Instructions to follow: Count how many lines of the material contain the string "your", then give that number and nothing more.

(Records from a data source)
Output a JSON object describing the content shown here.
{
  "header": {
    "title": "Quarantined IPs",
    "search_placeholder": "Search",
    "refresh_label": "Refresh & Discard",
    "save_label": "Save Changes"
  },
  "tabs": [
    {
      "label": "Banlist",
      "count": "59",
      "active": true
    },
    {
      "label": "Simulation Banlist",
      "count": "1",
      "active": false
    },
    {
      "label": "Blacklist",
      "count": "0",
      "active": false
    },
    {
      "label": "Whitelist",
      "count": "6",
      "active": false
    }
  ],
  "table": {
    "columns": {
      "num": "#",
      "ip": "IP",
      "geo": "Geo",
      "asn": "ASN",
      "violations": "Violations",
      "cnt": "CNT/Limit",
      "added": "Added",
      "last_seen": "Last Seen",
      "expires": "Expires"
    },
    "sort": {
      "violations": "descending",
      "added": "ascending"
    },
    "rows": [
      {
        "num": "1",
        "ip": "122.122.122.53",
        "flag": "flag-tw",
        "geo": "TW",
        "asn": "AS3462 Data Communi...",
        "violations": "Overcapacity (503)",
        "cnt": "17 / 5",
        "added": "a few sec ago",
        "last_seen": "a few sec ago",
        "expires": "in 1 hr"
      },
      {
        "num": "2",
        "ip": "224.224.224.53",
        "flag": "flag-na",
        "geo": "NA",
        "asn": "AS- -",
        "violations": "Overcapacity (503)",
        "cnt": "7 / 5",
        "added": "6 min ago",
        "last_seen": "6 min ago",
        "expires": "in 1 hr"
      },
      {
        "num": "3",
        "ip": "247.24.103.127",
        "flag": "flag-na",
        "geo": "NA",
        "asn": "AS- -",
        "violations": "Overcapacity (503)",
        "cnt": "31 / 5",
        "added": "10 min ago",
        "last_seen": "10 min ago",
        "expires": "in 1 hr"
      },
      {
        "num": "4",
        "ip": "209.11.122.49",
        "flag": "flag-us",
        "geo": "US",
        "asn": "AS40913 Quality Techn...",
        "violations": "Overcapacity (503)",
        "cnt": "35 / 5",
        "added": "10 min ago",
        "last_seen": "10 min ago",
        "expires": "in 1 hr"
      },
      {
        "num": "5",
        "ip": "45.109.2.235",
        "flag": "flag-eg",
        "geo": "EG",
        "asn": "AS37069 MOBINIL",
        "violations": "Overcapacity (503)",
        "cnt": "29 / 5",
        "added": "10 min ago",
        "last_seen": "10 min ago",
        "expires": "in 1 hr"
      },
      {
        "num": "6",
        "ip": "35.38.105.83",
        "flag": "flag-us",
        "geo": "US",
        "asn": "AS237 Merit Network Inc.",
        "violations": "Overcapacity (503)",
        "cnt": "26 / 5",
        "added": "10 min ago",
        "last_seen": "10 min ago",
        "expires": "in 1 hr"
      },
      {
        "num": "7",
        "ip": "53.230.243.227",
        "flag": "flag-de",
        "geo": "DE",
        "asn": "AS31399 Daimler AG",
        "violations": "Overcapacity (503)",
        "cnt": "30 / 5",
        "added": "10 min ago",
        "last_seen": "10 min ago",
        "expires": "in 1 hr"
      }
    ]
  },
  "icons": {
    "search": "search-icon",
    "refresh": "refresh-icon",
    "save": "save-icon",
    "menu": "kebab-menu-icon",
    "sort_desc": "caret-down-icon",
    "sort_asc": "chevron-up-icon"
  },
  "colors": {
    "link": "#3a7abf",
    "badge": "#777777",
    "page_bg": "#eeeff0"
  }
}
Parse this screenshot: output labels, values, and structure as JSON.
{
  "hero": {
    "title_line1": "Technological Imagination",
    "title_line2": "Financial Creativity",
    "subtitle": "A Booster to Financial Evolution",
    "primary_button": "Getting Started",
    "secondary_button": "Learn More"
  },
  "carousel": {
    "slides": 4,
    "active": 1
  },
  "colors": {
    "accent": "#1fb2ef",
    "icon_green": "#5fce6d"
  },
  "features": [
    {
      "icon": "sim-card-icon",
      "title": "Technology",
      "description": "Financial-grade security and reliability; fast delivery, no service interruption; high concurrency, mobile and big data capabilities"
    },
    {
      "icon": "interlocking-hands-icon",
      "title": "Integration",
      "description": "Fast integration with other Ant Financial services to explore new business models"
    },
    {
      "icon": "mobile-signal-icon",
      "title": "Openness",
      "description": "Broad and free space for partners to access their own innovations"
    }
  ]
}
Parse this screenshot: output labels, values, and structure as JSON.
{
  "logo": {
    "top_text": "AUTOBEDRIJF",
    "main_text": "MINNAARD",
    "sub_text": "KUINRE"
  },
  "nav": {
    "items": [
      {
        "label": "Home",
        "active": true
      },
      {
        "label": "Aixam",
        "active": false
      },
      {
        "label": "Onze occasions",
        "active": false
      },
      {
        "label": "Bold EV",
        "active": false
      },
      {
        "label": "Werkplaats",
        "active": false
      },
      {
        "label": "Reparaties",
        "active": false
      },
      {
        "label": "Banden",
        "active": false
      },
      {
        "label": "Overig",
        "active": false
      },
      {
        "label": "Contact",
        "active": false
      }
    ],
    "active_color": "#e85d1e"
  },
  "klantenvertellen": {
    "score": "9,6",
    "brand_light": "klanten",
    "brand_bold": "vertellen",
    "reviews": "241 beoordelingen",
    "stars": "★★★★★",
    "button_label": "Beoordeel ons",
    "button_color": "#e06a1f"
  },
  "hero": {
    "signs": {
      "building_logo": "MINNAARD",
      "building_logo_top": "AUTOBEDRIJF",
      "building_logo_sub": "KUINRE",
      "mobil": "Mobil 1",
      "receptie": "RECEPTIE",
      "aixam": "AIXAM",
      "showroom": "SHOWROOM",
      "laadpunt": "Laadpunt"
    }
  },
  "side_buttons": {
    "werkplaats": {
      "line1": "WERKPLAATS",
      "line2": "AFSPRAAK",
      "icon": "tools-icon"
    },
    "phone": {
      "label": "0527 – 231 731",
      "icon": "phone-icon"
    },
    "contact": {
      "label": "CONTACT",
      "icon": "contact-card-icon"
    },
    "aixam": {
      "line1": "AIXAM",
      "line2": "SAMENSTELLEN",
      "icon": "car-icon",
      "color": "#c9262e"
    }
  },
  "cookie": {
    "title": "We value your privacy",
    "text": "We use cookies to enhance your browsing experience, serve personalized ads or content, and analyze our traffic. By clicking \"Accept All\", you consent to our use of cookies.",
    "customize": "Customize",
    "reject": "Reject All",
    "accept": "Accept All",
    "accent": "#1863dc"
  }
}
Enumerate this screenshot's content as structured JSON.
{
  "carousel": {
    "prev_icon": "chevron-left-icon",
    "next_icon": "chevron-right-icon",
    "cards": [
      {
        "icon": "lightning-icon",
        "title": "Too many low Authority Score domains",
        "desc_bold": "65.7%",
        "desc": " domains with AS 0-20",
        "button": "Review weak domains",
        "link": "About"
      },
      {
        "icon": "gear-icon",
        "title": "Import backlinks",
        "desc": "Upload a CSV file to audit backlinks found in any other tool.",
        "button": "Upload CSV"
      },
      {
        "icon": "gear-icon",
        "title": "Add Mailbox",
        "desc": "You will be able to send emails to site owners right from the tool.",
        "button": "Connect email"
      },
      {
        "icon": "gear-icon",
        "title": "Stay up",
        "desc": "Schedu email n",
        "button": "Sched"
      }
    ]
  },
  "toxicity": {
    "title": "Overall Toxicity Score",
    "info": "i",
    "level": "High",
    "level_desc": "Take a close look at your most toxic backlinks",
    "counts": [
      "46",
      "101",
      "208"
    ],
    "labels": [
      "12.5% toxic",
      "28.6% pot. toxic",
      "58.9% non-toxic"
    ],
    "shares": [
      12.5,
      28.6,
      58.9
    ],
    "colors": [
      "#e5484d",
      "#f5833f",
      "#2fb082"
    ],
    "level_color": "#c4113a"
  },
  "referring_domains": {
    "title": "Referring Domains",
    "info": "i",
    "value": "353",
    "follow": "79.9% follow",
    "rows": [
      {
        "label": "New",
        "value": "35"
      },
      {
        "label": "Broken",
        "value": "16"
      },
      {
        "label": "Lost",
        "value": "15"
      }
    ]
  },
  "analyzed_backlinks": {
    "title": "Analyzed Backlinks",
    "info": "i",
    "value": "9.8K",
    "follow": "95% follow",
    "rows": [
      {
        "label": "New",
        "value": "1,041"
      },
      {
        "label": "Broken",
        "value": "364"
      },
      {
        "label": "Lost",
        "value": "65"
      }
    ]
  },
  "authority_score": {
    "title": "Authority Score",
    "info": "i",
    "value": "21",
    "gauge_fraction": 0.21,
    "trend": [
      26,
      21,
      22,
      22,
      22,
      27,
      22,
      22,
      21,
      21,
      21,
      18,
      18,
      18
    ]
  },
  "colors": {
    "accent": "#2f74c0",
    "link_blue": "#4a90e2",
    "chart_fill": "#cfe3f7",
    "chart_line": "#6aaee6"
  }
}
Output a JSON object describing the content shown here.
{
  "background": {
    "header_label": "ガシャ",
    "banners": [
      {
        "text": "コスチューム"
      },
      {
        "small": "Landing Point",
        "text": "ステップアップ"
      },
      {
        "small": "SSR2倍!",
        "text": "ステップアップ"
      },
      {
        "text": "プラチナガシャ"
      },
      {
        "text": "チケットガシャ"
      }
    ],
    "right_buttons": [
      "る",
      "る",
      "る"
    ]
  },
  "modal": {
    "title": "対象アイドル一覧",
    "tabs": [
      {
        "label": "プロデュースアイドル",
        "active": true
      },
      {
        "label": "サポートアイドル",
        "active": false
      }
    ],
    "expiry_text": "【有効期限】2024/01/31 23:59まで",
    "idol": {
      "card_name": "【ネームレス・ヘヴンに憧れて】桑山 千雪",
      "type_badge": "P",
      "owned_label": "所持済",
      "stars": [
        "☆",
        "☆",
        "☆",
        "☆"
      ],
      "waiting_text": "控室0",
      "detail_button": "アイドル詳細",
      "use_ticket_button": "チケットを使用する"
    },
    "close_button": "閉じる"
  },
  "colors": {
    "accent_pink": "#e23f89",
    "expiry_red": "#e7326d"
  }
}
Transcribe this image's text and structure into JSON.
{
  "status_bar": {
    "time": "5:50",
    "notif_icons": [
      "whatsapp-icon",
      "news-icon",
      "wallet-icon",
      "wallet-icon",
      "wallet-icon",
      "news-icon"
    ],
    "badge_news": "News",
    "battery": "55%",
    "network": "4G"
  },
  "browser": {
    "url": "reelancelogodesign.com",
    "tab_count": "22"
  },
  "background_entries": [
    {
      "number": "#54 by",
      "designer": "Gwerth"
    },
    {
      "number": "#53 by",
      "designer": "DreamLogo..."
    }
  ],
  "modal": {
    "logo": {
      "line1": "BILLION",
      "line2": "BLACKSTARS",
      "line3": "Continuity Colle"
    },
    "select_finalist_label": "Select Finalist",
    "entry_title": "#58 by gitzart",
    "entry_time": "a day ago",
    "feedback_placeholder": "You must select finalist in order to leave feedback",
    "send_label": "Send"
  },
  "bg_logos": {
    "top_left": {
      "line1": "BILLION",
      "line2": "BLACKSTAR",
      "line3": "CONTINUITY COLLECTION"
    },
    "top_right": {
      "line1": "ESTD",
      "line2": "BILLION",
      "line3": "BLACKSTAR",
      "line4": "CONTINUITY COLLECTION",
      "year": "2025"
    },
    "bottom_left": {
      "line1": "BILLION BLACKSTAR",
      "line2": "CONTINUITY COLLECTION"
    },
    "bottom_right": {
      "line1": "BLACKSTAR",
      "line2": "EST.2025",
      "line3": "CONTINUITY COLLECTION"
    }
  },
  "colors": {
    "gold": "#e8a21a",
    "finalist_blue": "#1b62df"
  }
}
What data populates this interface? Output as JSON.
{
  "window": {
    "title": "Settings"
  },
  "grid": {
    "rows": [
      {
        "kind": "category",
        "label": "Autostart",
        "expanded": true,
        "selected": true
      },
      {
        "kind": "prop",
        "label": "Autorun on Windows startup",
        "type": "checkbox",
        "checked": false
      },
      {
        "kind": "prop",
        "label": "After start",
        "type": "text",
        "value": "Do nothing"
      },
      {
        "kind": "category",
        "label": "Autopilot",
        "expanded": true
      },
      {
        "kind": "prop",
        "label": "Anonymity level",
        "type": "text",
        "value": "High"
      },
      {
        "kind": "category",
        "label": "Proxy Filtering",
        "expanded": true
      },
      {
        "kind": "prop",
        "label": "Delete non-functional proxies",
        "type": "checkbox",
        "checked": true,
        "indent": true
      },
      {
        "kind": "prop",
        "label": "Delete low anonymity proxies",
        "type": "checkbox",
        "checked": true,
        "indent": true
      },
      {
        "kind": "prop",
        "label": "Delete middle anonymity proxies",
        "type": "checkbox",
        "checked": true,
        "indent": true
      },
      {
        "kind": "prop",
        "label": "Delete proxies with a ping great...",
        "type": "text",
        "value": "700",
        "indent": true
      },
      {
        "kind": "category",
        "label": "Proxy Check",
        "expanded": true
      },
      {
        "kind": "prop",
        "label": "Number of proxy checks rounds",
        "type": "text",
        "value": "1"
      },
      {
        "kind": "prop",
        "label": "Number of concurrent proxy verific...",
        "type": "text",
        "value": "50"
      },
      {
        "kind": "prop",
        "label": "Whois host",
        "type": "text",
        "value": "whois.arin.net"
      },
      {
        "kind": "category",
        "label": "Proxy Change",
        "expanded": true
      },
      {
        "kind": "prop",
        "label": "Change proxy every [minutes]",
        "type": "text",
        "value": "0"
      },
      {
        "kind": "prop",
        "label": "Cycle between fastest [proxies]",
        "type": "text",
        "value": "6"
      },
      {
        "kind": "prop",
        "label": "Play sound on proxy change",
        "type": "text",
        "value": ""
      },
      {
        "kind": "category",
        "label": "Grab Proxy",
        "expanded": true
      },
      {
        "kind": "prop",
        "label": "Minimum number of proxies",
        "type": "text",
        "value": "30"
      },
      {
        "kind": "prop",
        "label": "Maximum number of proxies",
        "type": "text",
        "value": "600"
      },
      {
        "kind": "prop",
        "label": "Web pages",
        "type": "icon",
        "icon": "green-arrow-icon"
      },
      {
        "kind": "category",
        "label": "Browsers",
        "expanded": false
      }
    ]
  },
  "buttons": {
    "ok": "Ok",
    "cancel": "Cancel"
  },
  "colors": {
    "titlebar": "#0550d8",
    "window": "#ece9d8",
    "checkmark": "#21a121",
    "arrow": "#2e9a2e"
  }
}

Task result: 3